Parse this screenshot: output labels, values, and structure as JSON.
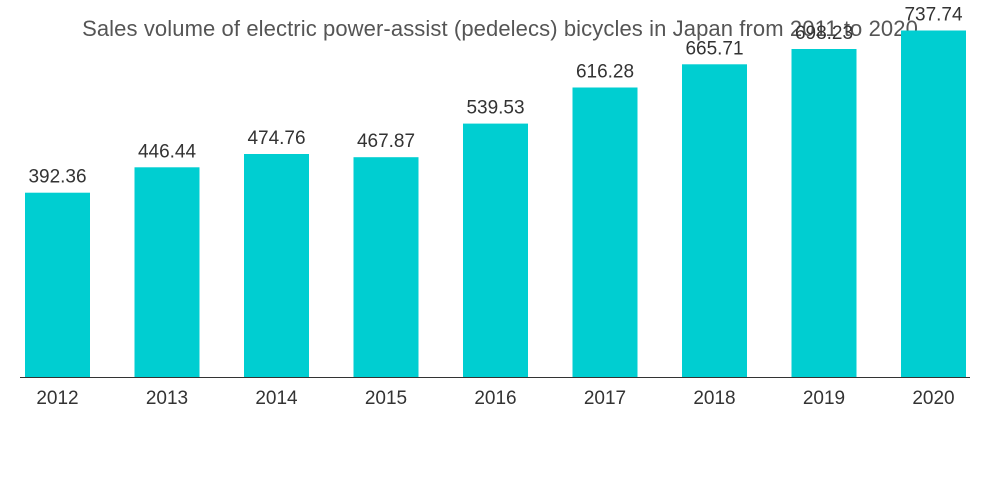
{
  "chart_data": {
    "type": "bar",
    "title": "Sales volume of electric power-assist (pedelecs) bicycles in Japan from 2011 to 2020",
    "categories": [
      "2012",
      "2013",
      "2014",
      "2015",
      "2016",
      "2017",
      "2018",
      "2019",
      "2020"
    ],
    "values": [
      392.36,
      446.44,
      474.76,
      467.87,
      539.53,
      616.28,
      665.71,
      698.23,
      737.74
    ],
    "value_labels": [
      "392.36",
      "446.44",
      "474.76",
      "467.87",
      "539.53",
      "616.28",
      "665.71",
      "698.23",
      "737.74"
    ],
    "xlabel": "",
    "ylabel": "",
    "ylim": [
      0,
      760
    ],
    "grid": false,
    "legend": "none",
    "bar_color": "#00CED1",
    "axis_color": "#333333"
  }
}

◆ Work to complete
Repeat the material verbatim. Do not carry over any picture.

◆ Problem solution
Parse this screenshot: output labels, values, and structure as JSON.
{
  "chart_data": {
    "type": "bar",
    "title": "Sales volume of electric power-assist (pedelecs) bicycles in Japan from 2011 to 2020",
    "categories": [
      "2012",
      "2013",
      "2014",
      "2015",
      "2016",
      "2017",
      "2018",
      "2019",
      "2020"
    ],
    "values": [
      392.36,
      446.44,
      474.76,
      467.87,
      539.53,
      616.28,
      665.71,
      698.23,
      737.74
    ],
    "value_labels": [
      "392.36",
      "446.44",
      "474.76",
      "467.87",
      "539.53",
      "616.28",
      "665.71",
      "698.23",
      "737.74"
    ],
    "xlabel": "",
    "ylabel": "",
    "ylim": [
      0,
      760
    ],
    "grid": false,
    "legend": "none",
    "bar_color": "#00CED1",
    "axis_color": "#333333"
  }
}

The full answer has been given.